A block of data
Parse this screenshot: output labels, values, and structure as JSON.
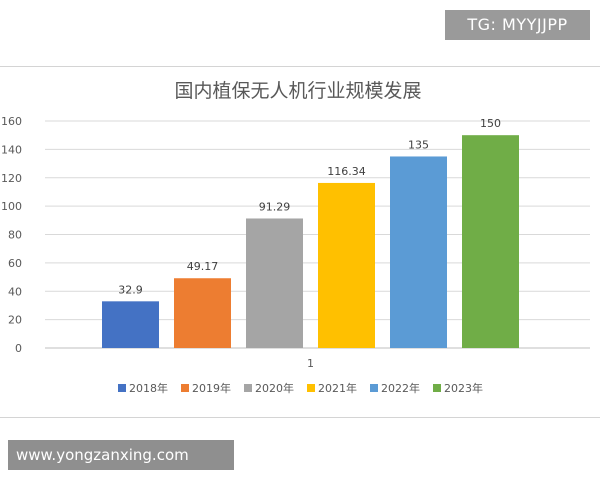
{
  "watermark_top": "TG: MYYJJPP",
  "watermark_bottom": "www.yongzanxing.com",
  "chart_data": {
    "type": "bar",
    "title": "国内植保无人机行业规模发展",
    "categories": [
      "1"
    ],
    "ylim": [
      0,
      160
    ],
    "yticks": [
      0,
      20,
      40,
      60,
      80,
      100,
      120,
      140,
      160
    ],
    "grid": true,
    "legend_position": "bottom",
    "series": [
      {
        "name": "2018年",
        "values": [
          32.9
        ],
        "label": "32.9",
        "color": "#4472c4"
      },
      {
        "name": "2019年",
        "values": [
          49.17
        ],
        "label": "49.17",
        "color": "#ed7d31"
      },
      {
        "name": "2020年",
        "values": [
          91.29
        ],
        "label": "91.29",
        "color": "#a5a5a5"
      },
      {
        "name": "2021年",
        "values": [
          116.34
        ],
        "label": "116.34",
        "color": "#ffc000"
      },
      {
        "name": "2022年",
        "values": [
          135
        ],
        "label": "135",
        "color": "#5b9bd5"
      },
      {
        "name": "2023年",
        "values": [
          150
        ],
        "label": "150",
        "color": "#70ad47"
      }
    ]
  }
}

WHAT NEEDS TO BE DONE.
Find every line above that contains the word "name", and return each one.

RESULT.
        "name": "2018年",
        "name": "2019年",
        "name": "2020年",
        "name": "2021年",
        "name": "2022年",
        "name": "2023年",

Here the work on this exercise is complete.